• _LISTED ENTRIES_:
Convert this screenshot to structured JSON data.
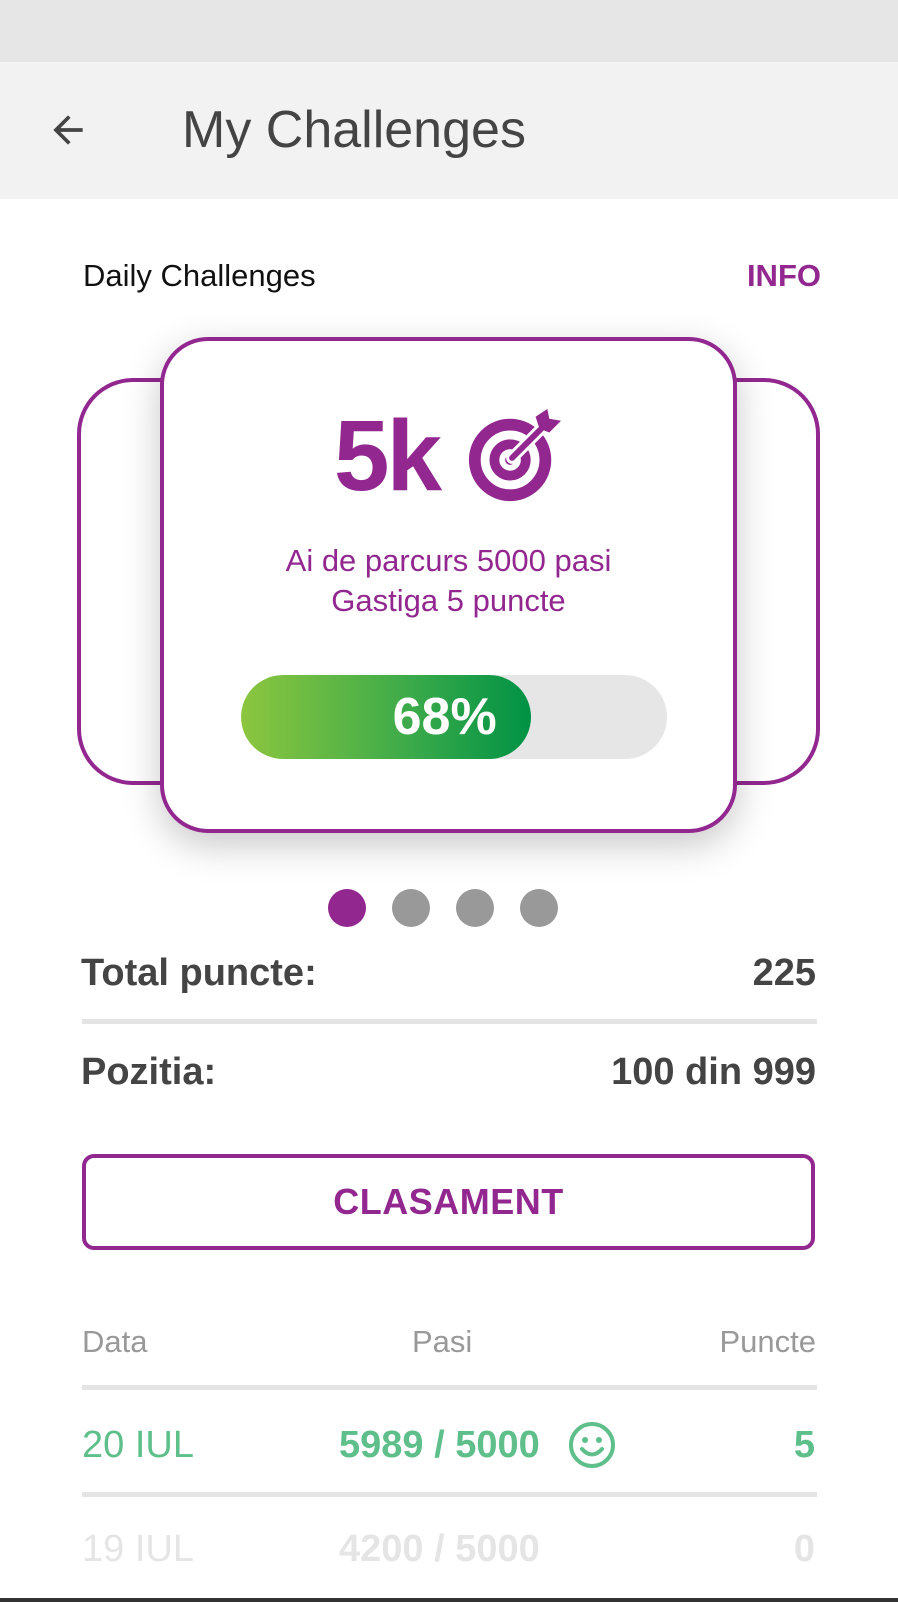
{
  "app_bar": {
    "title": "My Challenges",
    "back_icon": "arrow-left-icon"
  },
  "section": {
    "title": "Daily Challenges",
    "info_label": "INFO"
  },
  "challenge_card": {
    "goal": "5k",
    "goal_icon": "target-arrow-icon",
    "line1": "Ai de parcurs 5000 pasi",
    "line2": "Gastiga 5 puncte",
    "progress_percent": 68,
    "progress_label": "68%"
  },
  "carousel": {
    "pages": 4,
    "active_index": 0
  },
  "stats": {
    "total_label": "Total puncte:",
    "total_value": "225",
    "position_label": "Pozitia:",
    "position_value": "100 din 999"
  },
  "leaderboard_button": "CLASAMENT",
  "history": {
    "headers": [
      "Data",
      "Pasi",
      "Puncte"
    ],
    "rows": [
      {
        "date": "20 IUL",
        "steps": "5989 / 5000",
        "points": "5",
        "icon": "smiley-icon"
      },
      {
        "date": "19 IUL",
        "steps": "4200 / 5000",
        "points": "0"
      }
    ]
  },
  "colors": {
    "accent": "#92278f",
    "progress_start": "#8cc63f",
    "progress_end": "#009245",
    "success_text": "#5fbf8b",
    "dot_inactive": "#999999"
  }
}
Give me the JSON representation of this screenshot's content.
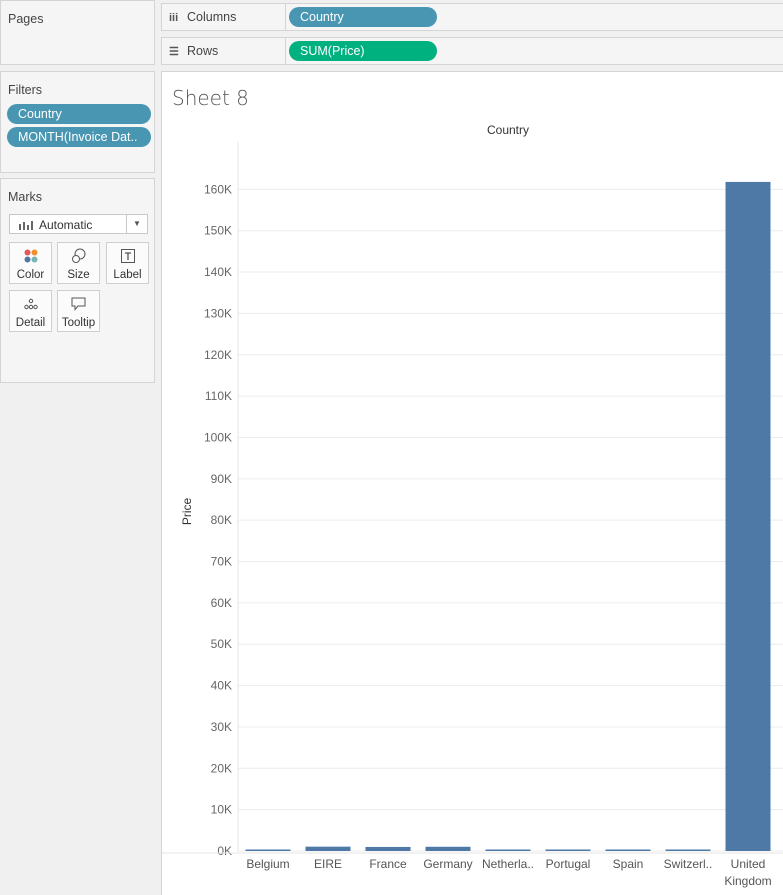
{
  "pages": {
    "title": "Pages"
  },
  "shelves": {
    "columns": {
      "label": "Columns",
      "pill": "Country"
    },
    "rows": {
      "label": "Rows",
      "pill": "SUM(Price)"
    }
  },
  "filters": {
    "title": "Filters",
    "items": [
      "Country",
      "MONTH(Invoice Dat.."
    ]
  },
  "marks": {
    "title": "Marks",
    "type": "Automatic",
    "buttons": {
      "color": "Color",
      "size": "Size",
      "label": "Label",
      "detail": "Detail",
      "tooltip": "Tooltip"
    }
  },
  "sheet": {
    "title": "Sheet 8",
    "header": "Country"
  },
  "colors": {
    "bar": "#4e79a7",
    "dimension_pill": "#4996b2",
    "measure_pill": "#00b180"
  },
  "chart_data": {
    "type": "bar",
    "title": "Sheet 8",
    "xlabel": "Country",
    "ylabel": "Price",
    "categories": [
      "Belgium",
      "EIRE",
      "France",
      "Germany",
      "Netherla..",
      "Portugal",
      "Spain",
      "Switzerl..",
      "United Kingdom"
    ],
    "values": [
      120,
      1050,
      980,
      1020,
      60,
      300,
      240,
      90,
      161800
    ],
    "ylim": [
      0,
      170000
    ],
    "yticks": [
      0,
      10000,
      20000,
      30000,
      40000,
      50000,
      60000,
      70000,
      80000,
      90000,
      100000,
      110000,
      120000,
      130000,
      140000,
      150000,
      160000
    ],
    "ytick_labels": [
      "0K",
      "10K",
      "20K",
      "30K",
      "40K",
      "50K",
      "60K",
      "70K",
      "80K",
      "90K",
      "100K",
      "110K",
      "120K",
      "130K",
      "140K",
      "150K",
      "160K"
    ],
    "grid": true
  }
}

• _SHORT PROBLEM_:
Reproduce every line above as written, skipping pictures.

• _THE OUTPUT_:
Convert this screenshot to structured JSON data.
{
  "app_bar": {
    "title": "My Challenges",
    "back_icon": "arrow-left-icon"
  },
  "section": {
    "title": "Daily Challenges",
    "info_label": "INFO"
  },
  "challenge_card": {
    "goal": "5k",
    "goal_icon": "target-arrow-icon",
    "line1": "Ai de parcurs 5000 pasi",
    "line2": "Gastiga 5 puncte",
    "progress_percent": 68,
    "progress_label": "68%"
  },
  "carousel": {
    "pages": 4,
    "active_index": 0
  },
  "stats": {
    "total_label": "Total puncte:",
    "total_value": "225",
    "position_label": "Pozitia:",
    "position_value": "100 din 999"
  },
  "leaderboard_button": "CLASAMENT",
  "history": {
    "headers": [
      "Data",
      "Pasi",
      "Puncte"
    ],
    "rows": [
      {
        "date": "20 IUL",
        "steps": "5989 / 5000",
        "points": "5",
        "icon": "smiley-icon"
      },
      {
        "date": "19 IUL",
        "steps": "4200 / 5000",
        "points": "0"
      }
    ]
  },
  "colors": {
    "accent": "#92278f",
    "progress_start": "#8cc63f",
    "progress_end": "#009245",
    "success_text": "#5fbf8b",
    "dot_inactive": "#999999"
  }
}
Give me the JSON representation of this screenshot's content.
{
  "pages": {
    "title": "Pages"
  },
  "shelves": {
    "columns": {
      "label": "Columns",
      "pill": "Country"
    },
    "rows": {
      "label": "Rows",
      "pill": "SUM(Price)"
    }
  },
  "filters": {
    "title": "Filters",
    "items": [
      "Country",
      "MONTH(Invoice Dat.."
    ]
  },
  "marks": {
    "title": "Marks",
    "type": "Automatic",
    "buttons": {
      "color": "Color",
      "size": "Size",
      "label": "Label",
      "detail": "Detail",
      "tooltip": "Tooltip"
    }
  },
  "sheet": {
    "title": "Sheet 8",
    "header": "Country"
  },
  "colors": {
    "bar": "#4e79a7",
    "dimension_pill": "#4996b2",
    "measure_pill": "#00b180"
  },
  "chart_data": {
    "type": "bar",
    "title": "Sheet 8",
    "xlabel": "Country",
    "ylabel": "Price",
    "categories": [
      "Belgium",
      "EIRE",
      "France",
      "Germany",
      "Netherla..",
      "Portugal",
      "Spain",
      "Switzerl..",
      "United Kingdom"
    ],
    "values": [
      120,
      1050,
      980,
      1020,
      60,
      300,
      240,
      90,
      161800
    ],
    "ylim": [
      0,
      170000
    ],
    "yticks": [
      0,
      10000,
      20000,
      30000,
      40000,
      50000,
      60000,
      70000,
      80000,
      90000,
      100000,
      110000,
      120000,
      130000,
      140000,
      150000,
      160000
    ],
    "ytick_labels": [
      "0K",
      "10K",
      "20K",
      "30K",
      "40K",
      "50K",
      "60K",
      "70K",
      "80K",
      "90K",
      "100K",
      "110K",
      "120K",
      "130K",
      "140K",
      "150K",
      "160K"
    ],
    "grid": true
  }
}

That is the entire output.